[Data records]
§

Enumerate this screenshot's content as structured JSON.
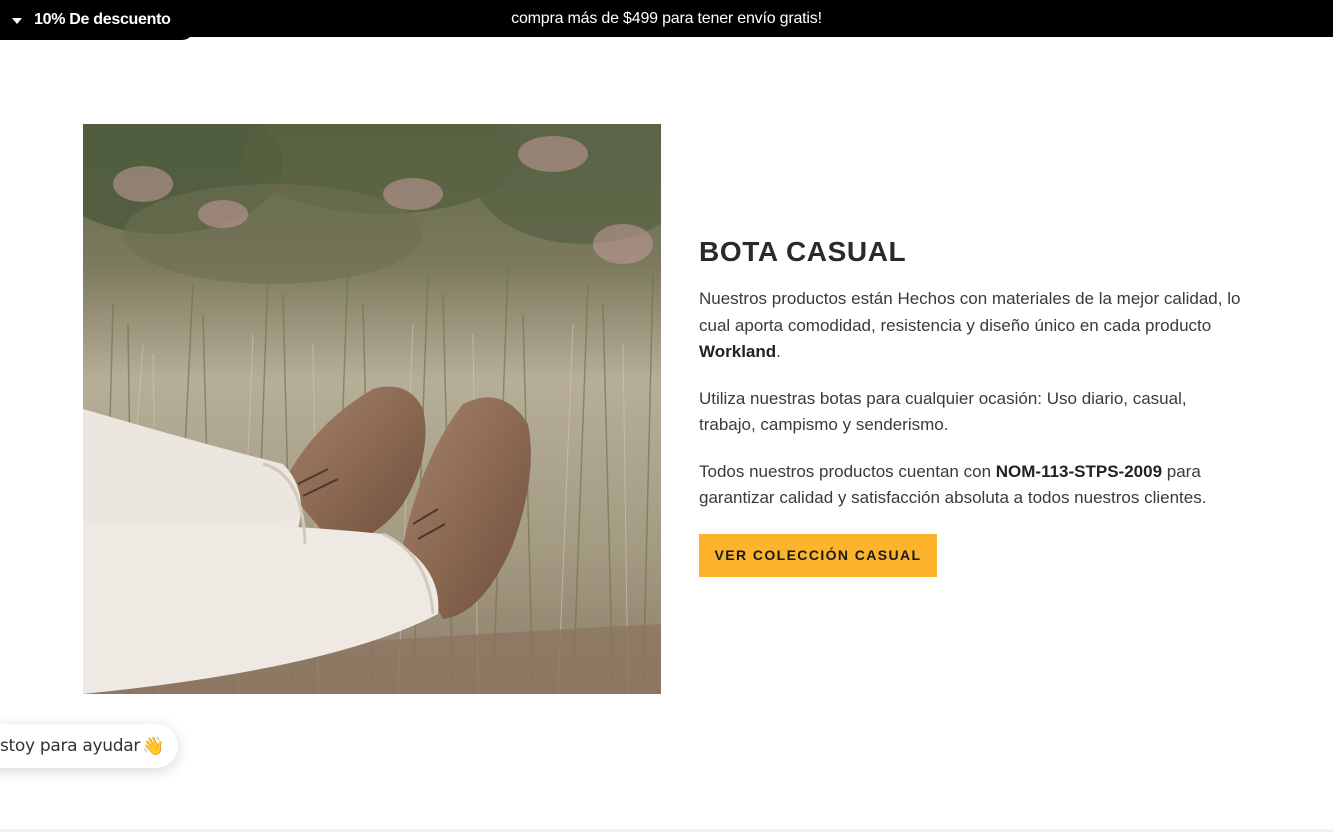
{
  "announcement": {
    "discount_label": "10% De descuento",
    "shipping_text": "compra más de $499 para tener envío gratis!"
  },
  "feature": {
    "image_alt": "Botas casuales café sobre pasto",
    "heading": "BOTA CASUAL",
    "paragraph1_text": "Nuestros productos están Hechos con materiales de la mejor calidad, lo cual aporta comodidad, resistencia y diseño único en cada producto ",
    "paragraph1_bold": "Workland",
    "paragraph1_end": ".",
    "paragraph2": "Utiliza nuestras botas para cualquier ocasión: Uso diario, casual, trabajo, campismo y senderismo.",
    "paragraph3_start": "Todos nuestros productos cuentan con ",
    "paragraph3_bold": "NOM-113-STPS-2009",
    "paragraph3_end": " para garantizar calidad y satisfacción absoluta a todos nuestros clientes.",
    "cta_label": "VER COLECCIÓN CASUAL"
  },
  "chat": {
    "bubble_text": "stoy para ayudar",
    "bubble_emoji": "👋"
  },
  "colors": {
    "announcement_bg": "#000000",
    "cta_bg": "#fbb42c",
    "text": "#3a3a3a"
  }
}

§

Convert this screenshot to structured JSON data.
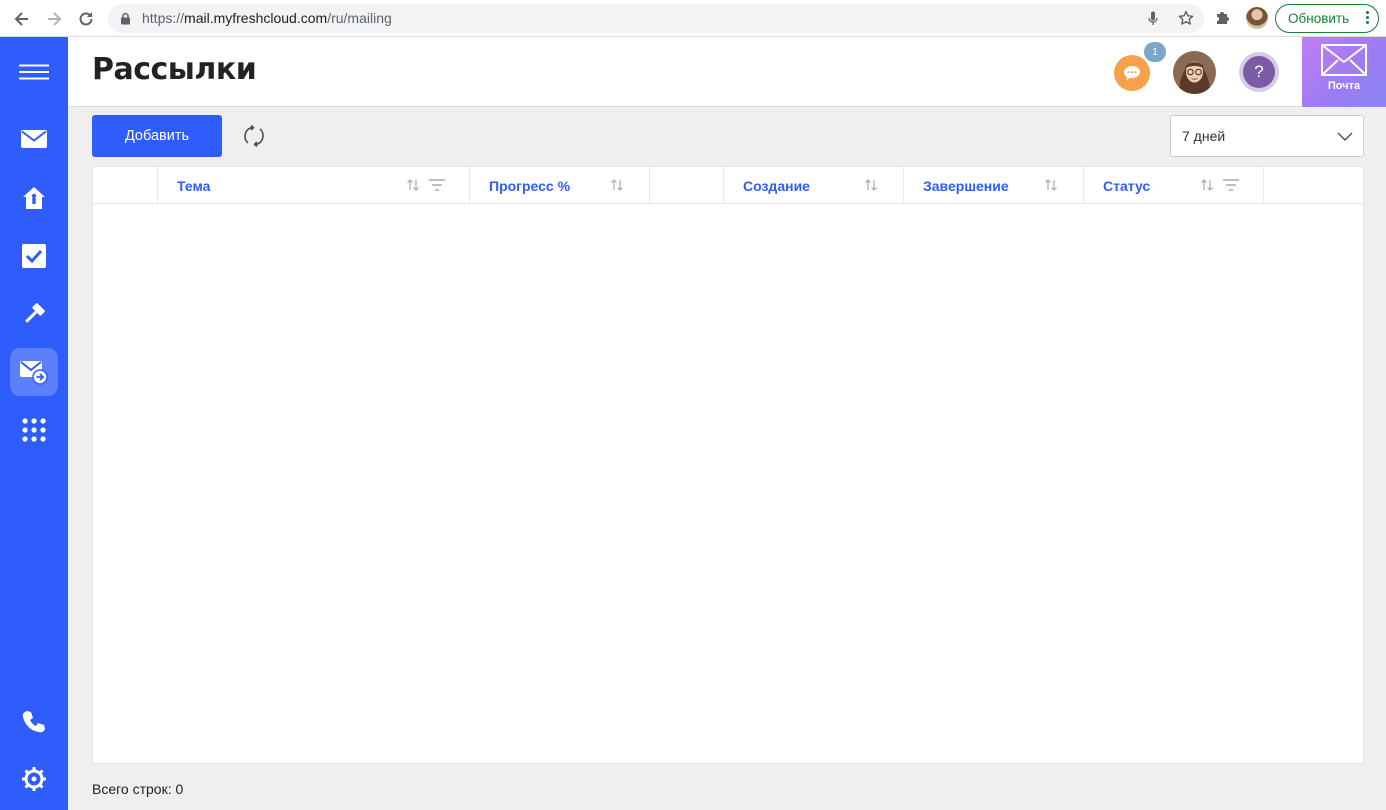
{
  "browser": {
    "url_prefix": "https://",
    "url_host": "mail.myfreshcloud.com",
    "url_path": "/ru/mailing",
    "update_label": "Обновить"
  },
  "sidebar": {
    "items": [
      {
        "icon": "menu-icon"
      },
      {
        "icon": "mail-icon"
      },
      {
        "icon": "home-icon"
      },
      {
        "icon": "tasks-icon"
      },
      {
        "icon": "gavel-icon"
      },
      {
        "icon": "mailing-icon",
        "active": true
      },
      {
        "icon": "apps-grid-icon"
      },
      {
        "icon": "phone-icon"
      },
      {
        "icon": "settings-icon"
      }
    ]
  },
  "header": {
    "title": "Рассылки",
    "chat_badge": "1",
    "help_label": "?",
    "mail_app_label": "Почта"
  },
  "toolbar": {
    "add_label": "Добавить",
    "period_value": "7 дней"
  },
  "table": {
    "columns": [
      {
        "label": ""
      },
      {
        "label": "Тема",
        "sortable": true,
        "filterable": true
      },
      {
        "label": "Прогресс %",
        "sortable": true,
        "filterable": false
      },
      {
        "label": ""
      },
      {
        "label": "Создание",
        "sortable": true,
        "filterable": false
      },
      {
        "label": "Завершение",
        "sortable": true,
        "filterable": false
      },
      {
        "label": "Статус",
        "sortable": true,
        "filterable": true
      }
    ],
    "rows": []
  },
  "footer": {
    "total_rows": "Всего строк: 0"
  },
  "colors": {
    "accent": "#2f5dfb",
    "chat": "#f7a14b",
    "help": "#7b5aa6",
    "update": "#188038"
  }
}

§

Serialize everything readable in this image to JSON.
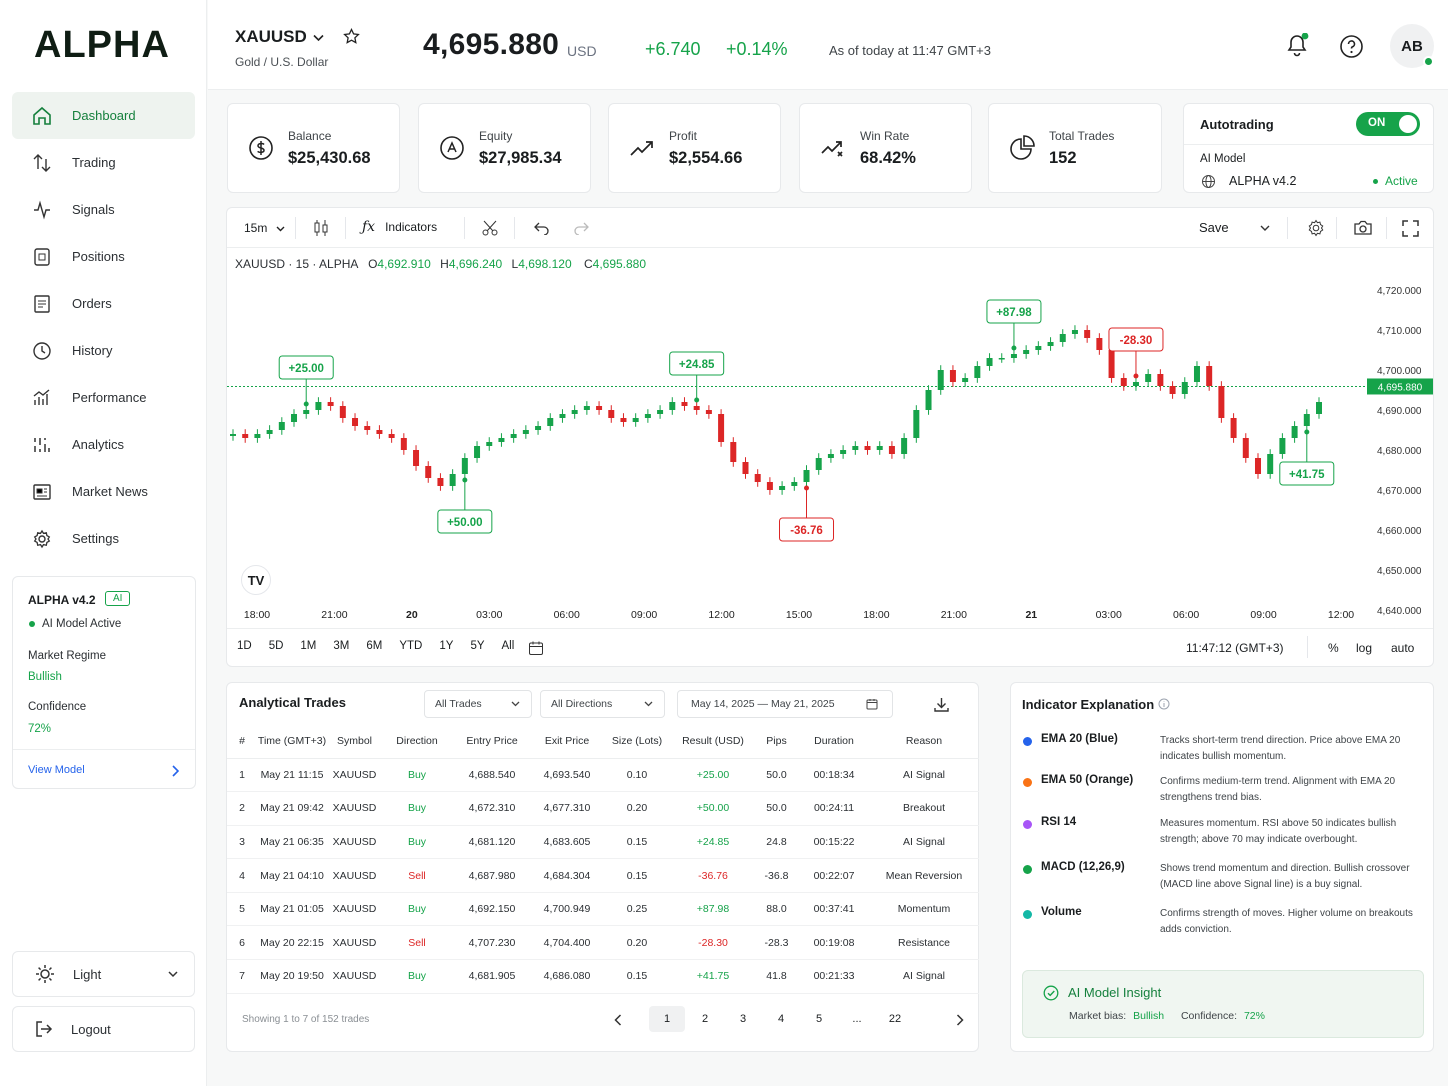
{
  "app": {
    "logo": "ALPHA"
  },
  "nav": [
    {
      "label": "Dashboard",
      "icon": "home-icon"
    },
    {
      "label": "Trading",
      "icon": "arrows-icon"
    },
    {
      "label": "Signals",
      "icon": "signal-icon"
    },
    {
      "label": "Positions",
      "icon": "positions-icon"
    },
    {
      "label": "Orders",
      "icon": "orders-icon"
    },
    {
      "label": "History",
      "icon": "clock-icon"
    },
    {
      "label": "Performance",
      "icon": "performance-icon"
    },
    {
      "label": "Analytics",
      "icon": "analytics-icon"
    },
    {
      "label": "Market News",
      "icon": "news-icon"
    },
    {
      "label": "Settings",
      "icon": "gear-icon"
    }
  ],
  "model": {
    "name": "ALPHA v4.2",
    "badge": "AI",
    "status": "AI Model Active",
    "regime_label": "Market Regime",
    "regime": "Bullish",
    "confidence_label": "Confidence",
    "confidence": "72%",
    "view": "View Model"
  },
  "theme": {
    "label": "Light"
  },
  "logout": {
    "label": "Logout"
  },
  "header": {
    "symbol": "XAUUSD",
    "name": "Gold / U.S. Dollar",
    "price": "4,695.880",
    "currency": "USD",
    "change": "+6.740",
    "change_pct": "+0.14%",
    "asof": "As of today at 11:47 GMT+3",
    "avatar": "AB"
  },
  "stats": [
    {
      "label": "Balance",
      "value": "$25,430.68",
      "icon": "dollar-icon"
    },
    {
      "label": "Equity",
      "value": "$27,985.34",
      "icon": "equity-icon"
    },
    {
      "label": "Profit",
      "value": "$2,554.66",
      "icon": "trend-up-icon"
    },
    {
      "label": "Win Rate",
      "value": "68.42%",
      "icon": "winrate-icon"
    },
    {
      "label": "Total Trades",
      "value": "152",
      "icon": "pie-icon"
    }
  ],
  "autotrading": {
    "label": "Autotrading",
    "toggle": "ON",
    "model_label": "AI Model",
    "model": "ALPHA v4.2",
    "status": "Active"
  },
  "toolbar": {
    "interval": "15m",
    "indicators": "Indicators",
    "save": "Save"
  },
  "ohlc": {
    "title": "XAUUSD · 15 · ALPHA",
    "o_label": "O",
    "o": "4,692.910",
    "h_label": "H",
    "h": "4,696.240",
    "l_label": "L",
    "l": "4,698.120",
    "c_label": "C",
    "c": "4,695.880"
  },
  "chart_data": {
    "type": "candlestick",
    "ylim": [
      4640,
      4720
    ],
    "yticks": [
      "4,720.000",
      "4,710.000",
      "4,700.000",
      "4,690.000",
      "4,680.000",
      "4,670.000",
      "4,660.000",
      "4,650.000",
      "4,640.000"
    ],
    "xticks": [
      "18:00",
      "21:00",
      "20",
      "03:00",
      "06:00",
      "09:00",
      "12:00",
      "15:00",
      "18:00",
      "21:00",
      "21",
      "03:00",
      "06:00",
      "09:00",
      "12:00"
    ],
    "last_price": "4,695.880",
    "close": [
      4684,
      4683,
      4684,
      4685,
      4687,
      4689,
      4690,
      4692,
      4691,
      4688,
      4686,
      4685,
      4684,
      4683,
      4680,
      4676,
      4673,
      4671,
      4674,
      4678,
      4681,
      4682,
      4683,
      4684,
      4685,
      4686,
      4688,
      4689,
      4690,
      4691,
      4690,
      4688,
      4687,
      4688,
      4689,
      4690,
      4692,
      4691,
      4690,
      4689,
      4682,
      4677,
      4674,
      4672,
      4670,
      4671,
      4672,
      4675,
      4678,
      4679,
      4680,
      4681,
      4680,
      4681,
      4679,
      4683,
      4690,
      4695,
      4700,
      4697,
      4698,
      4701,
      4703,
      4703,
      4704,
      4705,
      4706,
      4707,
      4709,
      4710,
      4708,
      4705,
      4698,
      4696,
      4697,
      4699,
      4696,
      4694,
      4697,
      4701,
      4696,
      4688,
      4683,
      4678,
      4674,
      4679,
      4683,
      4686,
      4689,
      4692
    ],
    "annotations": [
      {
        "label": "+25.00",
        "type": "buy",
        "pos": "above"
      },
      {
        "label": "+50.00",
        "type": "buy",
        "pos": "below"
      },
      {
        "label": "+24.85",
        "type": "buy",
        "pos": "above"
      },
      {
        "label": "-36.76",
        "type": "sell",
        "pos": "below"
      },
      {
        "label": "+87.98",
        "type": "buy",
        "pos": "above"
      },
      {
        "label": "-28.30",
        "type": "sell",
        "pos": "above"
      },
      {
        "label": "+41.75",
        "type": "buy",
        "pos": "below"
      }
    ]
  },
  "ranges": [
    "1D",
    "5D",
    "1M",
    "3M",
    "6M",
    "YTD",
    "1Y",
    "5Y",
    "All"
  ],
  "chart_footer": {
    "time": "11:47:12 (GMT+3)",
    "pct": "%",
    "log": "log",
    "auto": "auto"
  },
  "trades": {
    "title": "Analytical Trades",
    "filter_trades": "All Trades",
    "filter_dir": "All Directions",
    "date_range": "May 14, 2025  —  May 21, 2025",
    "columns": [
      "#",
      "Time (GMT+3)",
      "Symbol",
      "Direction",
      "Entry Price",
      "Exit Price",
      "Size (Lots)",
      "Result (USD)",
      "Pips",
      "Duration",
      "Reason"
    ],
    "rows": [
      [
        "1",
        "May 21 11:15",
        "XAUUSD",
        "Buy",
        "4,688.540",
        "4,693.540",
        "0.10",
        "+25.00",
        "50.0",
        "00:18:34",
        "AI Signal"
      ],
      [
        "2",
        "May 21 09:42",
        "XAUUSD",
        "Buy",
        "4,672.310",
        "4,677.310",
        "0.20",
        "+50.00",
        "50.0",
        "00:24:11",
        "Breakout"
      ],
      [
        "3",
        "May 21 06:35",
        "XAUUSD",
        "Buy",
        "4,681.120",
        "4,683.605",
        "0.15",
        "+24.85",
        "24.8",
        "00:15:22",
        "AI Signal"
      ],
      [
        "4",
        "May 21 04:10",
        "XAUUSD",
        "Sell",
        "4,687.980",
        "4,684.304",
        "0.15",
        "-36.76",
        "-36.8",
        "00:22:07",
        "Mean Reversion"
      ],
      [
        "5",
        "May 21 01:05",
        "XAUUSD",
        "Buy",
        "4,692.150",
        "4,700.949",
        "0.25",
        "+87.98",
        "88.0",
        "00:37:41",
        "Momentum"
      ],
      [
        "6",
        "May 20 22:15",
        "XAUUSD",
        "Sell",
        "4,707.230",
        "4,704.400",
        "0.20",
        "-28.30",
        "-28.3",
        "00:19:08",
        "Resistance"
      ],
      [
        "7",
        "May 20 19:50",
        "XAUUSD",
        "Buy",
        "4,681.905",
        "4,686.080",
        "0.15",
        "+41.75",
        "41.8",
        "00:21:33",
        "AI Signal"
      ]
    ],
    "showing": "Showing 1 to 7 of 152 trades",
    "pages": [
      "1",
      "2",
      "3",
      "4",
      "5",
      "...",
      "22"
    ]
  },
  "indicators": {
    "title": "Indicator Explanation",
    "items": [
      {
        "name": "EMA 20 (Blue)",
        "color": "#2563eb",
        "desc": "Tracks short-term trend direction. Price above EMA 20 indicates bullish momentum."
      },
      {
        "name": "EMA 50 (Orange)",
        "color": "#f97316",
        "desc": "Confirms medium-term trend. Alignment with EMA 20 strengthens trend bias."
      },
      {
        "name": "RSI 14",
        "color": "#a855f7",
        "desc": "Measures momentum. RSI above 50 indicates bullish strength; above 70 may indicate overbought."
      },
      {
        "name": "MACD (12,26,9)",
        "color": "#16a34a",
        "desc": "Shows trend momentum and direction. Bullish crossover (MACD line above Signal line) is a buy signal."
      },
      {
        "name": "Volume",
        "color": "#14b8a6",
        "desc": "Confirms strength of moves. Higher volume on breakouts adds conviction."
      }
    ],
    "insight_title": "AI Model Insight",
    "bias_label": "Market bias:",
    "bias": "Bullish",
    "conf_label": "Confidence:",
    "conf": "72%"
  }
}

§

## Exercise prompt
Report how many lines include the word "indicates". Give nothing but the number.

## Problem solution
2